▶ Task directions: Filter the records for lines holding the string "text".

--- start of Task inputs ---

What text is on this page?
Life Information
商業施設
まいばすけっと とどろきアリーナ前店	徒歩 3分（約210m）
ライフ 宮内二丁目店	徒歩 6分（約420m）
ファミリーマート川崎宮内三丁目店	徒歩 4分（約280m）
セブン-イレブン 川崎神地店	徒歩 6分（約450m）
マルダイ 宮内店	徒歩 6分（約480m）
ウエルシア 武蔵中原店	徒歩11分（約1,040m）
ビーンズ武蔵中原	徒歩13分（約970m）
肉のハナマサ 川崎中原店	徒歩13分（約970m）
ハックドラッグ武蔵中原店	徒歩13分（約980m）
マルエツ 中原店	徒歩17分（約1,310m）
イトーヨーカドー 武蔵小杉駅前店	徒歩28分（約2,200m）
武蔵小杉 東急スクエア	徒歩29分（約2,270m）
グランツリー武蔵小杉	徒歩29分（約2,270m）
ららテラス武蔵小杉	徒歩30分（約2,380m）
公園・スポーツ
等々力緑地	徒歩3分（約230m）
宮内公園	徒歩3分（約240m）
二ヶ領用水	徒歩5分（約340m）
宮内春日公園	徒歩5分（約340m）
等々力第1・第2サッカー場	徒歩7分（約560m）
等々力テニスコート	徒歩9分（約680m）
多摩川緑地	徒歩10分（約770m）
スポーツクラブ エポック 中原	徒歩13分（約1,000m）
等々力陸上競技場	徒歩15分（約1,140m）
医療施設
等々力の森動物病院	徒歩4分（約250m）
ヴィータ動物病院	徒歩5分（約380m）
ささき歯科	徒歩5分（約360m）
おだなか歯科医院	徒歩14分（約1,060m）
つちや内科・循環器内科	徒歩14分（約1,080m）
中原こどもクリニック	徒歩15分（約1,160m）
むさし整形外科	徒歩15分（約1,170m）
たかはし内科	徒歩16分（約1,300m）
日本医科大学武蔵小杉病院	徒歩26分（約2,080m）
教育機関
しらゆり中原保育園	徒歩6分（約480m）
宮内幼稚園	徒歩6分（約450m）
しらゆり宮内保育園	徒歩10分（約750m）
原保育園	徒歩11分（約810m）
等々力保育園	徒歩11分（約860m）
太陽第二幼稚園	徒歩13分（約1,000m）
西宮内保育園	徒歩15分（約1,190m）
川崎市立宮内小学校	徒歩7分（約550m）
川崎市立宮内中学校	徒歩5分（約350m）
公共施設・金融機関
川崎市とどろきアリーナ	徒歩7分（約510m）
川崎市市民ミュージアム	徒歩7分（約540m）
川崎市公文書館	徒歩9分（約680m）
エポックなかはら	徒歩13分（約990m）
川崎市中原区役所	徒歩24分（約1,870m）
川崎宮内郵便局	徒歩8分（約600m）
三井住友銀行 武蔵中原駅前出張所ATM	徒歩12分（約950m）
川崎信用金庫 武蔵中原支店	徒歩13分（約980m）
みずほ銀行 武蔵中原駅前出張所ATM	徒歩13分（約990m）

--- end of Task inputs ---
--- start of Task inputs ---

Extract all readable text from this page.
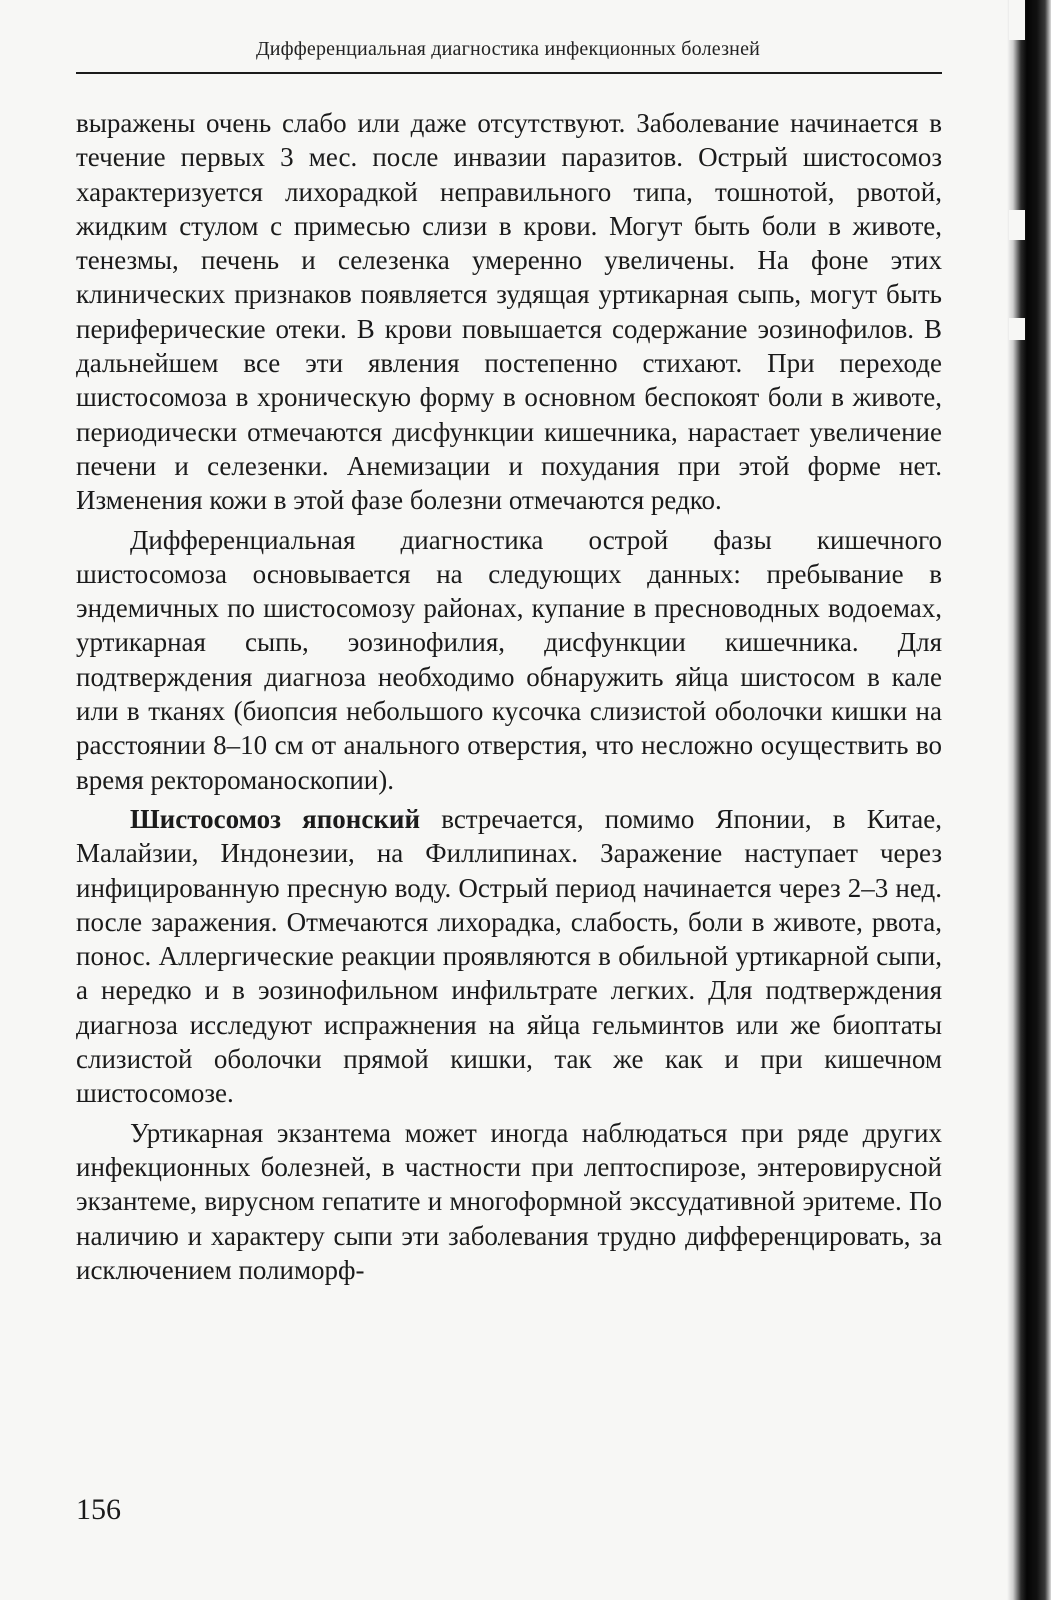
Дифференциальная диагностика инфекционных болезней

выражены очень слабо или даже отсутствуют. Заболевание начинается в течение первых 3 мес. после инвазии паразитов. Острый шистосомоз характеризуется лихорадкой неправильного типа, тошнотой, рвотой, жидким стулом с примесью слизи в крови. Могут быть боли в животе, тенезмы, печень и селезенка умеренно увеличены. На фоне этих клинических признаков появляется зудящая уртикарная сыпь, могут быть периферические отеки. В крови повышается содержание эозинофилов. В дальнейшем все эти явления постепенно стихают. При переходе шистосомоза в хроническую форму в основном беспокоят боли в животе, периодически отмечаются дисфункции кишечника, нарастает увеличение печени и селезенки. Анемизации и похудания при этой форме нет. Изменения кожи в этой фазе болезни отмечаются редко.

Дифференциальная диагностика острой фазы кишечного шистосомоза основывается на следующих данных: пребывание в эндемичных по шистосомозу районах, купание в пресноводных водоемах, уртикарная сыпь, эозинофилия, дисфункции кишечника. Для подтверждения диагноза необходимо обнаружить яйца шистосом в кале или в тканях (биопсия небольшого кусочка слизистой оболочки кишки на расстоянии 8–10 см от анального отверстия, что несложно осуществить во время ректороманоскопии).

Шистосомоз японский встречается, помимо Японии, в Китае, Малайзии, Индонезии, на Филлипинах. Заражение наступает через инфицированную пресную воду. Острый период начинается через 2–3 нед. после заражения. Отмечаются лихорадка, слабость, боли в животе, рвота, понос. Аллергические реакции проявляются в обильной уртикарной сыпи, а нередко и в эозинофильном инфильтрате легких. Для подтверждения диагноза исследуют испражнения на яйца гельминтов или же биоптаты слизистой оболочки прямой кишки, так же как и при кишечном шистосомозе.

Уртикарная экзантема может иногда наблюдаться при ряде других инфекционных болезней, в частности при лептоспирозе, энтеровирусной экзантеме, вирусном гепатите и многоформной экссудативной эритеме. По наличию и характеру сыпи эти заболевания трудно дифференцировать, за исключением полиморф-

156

--- end of Task inputs ---

▶ Solution to the exercise:
What text is on this page?
Extract all readable text from this page.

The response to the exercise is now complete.